> [EXTRACTED ENTRIES]
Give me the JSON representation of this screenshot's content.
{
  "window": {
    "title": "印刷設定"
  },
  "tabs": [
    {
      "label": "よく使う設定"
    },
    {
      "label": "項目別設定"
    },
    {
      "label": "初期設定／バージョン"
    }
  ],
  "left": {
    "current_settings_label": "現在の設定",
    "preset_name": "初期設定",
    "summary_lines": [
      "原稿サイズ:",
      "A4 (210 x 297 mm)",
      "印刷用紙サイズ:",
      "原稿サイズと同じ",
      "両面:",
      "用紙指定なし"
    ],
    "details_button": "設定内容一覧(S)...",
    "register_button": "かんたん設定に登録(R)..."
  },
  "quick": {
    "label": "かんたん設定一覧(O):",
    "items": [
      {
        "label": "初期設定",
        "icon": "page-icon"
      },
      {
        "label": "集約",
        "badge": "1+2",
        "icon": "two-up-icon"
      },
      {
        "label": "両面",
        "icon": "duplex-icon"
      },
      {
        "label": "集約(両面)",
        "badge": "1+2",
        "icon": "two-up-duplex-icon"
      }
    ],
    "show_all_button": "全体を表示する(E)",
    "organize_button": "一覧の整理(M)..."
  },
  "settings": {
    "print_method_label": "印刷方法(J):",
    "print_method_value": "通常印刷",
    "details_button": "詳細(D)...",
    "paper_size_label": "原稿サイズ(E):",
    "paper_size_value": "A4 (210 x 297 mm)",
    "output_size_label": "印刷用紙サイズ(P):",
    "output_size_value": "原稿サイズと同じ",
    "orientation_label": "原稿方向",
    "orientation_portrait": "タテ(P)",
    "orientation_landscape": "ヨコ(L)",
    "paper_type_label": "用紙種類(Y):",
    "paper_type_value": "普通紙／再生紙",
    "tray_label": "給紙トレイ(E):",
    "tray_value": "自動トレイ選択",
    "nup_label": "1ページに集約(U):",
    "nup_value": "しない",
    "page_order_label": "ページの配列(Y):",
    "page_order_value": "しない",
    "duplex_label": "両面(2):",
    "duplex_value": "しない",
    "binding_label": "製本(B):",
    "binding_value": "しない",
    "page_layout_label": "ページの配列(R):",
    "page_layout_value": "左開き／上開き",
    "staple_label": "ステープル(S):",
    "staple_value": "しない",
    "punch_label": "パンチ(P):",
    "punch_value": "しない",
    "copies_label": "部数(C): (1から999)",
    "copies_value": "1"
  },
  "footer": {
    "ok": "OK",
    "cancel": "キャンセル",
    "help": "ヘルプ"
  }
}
...
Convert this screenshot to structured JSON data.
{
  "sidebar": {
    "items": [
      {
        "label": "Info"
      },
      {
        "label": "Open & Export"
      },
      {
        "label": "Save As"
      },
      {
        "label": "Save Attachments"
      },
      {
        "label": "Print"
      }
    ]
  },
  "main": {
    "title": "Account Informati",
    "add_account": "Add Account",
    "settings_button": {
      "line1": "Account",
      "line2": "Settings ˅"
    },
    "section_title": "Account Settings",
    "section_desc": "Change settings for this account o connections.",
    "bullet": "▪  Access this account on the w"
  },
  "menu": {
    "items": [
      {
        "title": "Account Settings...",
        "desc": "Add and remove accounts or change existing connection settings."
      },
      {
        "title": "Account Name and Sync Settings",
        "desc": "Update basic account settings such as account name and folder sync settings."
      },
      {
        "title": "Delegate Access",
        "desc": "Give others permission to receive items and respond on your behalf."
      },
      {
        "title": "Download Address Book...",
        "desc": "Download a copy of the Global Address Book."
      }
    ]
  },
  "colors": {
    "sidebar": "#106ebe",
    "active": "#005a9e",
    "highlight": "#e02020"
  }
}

> [PROBLEM DETAILS] Search the entries for the string "Save" and collect each line that has it.

> [WORKED SOLUTION]
        "label": "Save As"
        "label": "Save Attachments"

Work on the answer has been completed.